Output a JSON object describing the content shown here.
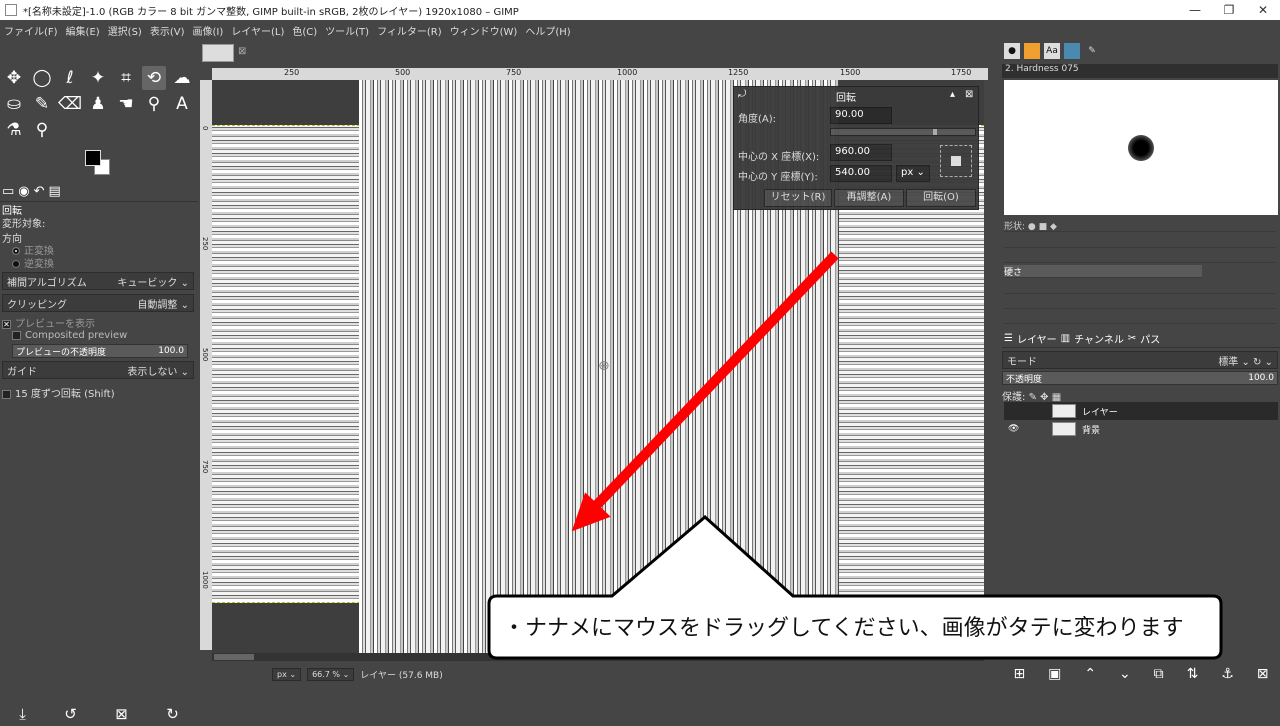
{
  "window": {
    "title": "*[名称未設定]-1.0 (RGB カラー 8 bit ガンマ整数, GIMP built-in sRGB, 2枚のレイヤー) 1920x1080 – GIMP",
    "minimize": "—",
    "restore": "❐",
    "close": "✕"
  },
  "menu": [
    "ファイル(F)",
    "編集(E)",
    "選択(S)",
    "表示(V)",
    "画像(I)",
    "レイヤー(L)",
    "色(C)",
    "ツール(T)",
    "フィルター(R)",
    "ウィンドウ(W)",
    "ヘルプ(H)"
  ],
  "toolbox": {
    "icons": [
      "move-icon",
      "ellipse-select-icon",
      "free-select-icon",
      "fuzzy-select-icon",
      "crop-icon",
      "unified-transform-icon",
      "warp-icon",
      "bucket-fill-icon",
      "paintbrush-icon",
      "eraser-icon",
      "clone-icon",
      "smudge-icon",
      "dodge-icon",
      "text-icon",
      "color-picker-icon",
      "zoom-icon"
    ]
  },
  "tool_options": {
    "title": "回転",
    "transform_label": "変形対象:",
    "direction_label": "方向",
    "direction_options": [
      "正変換",
      "逆変換"
    ],
    "interpolation_label": "補間アルゴリズム",
    "interpolation_value": "キュービック",
    "clipping_label": "クリッピング",
    "clipping_value": "自動調整",
    "show_preview": "プレビューを表示",
    "composited_preview": "Composited preview",
    "preview_opacity_label": "プレビューの不透明度",
    "preview_opacity_value": "100.0",
    "guides_label": "ガイド",
    "guides_value": "表示しない",
    "snap_15": "15 度ずつ回転 (Shift)"
  },
  "canvas": {
    "ruler_ticks": [
      "250",
      "500",
      "750",
      "1000",
      "1250",
      "1500",
      "1750"
    ],
    "vruler_ticks": [
      "0",
      "250",
      "500",
      "750",
      "1000"
    ],
    "unit": "px",
    "zoom": "66.7 %",
    "status": "レイヤー (57.6 MB)"
  },
  "rotate_dialog": {
    "title": "回転",
    "angle_label": "角度(A):",
    "angle_value": "90.00",
    "center_x_label": "中心の X 座標(X):",
    "center_x_value": "960.00",
    "center_y_label": "中心の Y 座標(Y):",
    "center_y_value": "540.00",
    "unit": "px",
    "reset_button": "リセット(R)",
    "readjust_button": "再調整(A)",
    "rotate_button": "回転(O)"
  },
  "right_dock": {
    "brush_name": "2. Hardness 075",
    "shape_label": "形状:",
    "hardness_label": "硬さ",
    "layers_tab": "レイヤー",
    "channels_tab": "チャンネル",
    "paths_tab": "パス",
    "mode_label": "モード",
    "mode_value": "標準",
    "opacity_label": "不透明度",
    "opacity_value": "100.0",
    "lock_label": "保護:",
    "layers": [
      {
        "name": "レイヤー"
      },
      {
        "name": "背景"
      }
    ]
  },
  "annotation": {
    "text": "・ナナメにマウスをドラッグしてください、画像がタテに変わります",
    "arrow_color": "#ff0000"
  }
}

(INSTRUCTIONS FOR THE TASK) All the records need to be repeated exactly, with the images dropped.

(RESULT FOR THIS EXERCISE)
Output a JSON object describing the content shown here.
{
  "window": {
    "title": "*[名称未設定]-1.0 (RGB カラー 8 bit ガンマ整数, GIMP built-in sRGB, 2枚のレイヤー) 1920x1080 – GIMP",
    "minimize": "—",
    "restore": "❐",
    "close": "✕"
  },
  "menu": [
    "ファイル(F)",
    "編集(E)",
    "選択(S)",
    "表示(V)",
    "画像(I)",
    "レイヤー(L)",
    "色(C)",
    "ツール(T)",
    "フィルター(R)",
    "ウィンドウ(W)",
    "ヘルプ(H)"
  ],
  "toolbox": {
    "icons": [
      "move-icon",
      "ellipse-select-icon",
      "free-select-icon",
      "fuzzy-select-icon",
      "crop-icon",
      "unified-transform-icon",
      "warp-icon",
      "bucket-fill-icon",
      "paintbrush-icon",
      "eraser-icon",
      "clone-icon",
      "smudge-icon",
      "dodge-icon",
      "text-icon",
      "color-picker-icon",
      "zoom-icon"
    ]
  },
  "tool_options": {
    "title": "回転",
    "transform_label": "変形対象:",
    "direction_label": "方向",
    "direction_options": [
      "正変換",
      "逆変換"
    ],
    "interpolation_label": "補間アルゴリズム",
    "interpolation_value": "キュービック",
    "clipping_label": "クリッピング",
    "clipping_value": "自動調整",
    "show_preview": "プレビューを表示",
    "composited_preview": "Composited preview",
    "preview_opacity_label": "プレビューの不透明度",
    "preview_opacity_value": "100.0",
    "guides_label": "ガイド",
    "guides_value": "表示しない",
    "snap_15": "15 度ずつ回転 (Shift)"
  },
  "canvas": {
    "ruler_ticks": [
      "250",
      "500",
      "750",
      "1000",
      "1250",
      "1500",
      "1750"
    ],
    "vruler_ticks": [
      "0",
      "250",
      "500",
      "750",
      "1000"
    ],
    "unit": "px",
    "zoom": "66.7 %",
    "status": "レイヤー (57.6 MB)"
  },
  "rotate_dialog": {
    "title": "回転",
    "angle_label": "角度(A):",
    "angle_value": "90.00",
    "center_x_label": "中心の X 座標(X):",
    "center_x_value": "960.00",
    "center_y_label": "中心の Y 座標(Y):",
    "center_y_value": "540.00",
    "unit": "px",
    "reset_button": "リセット(R)",
    "readjust_button": "再調整(A)",
    "rotate_button": "回転(O)"
  },
  "right_dock": {
    "brush_name": "2. Hardness 075",
    "shape_label": "形状:",
    "hardness_label": "硬さ",
    "layers_tab": "レイヤー",
    "channels_tab": "チャンネル",
    "paths_tab": "パス",
    "mode_label": "モード",
    "mode_value": "標準",
    "opacity_label": "不透明度",
    "opacity_value": "100.0",
    "lock_label": "保護:",
    "layers": [
      {
        "name": "レイヤー"
      },
      {
        "name": "背景"
      }
    ]
  },
  "annotation": {
    "text": "・ナナメにマウスをドラッグしてください、画像がタテに変わります",
    "arrow_color": "#ff0000"
  }
}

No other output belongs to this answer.